» What to produce: Can you give all the records again without altering a single character?

» Material for this task:
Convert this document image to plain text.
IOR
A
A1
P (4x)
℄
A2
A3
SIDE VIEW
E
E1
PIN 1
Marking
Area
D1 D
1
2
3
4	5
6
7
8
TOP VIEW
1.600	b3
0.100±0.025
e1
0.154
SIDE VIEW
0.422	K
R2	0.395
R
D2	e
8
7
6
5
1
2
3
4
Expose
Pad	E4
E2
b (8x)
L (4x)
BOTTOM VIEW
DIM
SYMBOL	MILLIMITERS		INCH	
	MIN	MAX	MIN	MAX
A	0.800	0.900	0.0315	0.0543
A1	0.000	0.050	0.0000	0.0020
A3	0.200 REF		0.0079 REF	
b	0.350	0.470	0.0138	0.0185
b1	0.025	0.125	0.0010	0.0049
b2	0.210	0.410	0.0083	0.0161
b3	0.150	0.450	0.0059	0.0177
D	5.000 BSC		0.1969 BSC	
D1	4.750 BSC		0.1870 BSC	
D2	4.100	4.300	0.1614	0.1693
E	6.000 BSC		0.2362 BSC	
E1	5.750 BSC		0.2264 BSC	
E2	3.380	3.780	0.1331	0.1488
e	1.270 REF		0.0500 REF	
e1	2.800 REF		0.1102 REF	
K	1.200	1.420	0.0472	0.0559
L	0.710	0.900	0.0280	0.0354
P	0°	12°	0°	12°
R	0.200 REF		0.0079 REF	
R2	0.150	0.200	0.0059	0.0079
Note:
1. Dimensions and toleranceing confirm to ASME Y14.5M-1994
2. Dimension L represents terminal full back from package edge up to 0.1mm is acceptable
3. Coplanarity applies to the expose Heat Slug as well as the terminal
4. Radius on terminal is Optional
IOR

» Written solution:
Convert this document image to plain text.
IOR
A
A1
P (4x)
℄
A2
A3
SIDE VIEW
E
E1
PIN 1
Marking
Area
D1 D
1
2
3
4	5
6
7
8
TOP VIEW
1.600	b3
0.100±0.025
e1
0.154
SIDE VIEW
0.422	K
R2	0.395
R
D2	e
8
7
6
5
1
2
3
4
Expose
Pad	E4
E2
b (8x)
L (4x)
BOTTOM VIEW
DIM
SYMBOL	MILLIMITERS		INCH	
	MIN	MAX	MIN	MAX
A	0.800	0.900	0.0315	0.0543
A1	0.000	0.050	0.0000	0.0020
A3	0.200 REF		0.0079 REF	
b	0.350	0.470	0.0138	0.0185
b1	0.025	0.125	0.0010	0.0049
b2	0.210	0.410	0.0083	0.0161
b3	0.150	0.450	0.0059	0.0177
D	5.000 BSC		0.1969 BSC	
D1	4.750 BSC		0.1870 BSC	
D2	4.100	4.300	0.1614	0.1693
E	6.000 BSC		0.2362 BSC	
E1	5.750 BSC		0.2264 BSC	
E2	3.380	3.780	0.1331	0.1488
e	1.270 REF		0.0500 REF	
e1	2.800 REF		0.1102 REF	
K	1.200	1.420	0.0472	0.0559
L	0.710	0.900	0.0280	0.0354
P	0°	12°	0°	12°
R	0.200 REF		0.0079 REF	
R2	0.150	0.200	0.0059	0.0079
Note:
1. Dimensions and toleranceing confirm to ASME Y14.5M-1994
2. Dimension L represents terminal full back from package edge up to 0.1mm is acceptable
3. Coplanarity applies to the expose Heat Slug as well as the terminal
4. Radius on terminal is Optional
IOR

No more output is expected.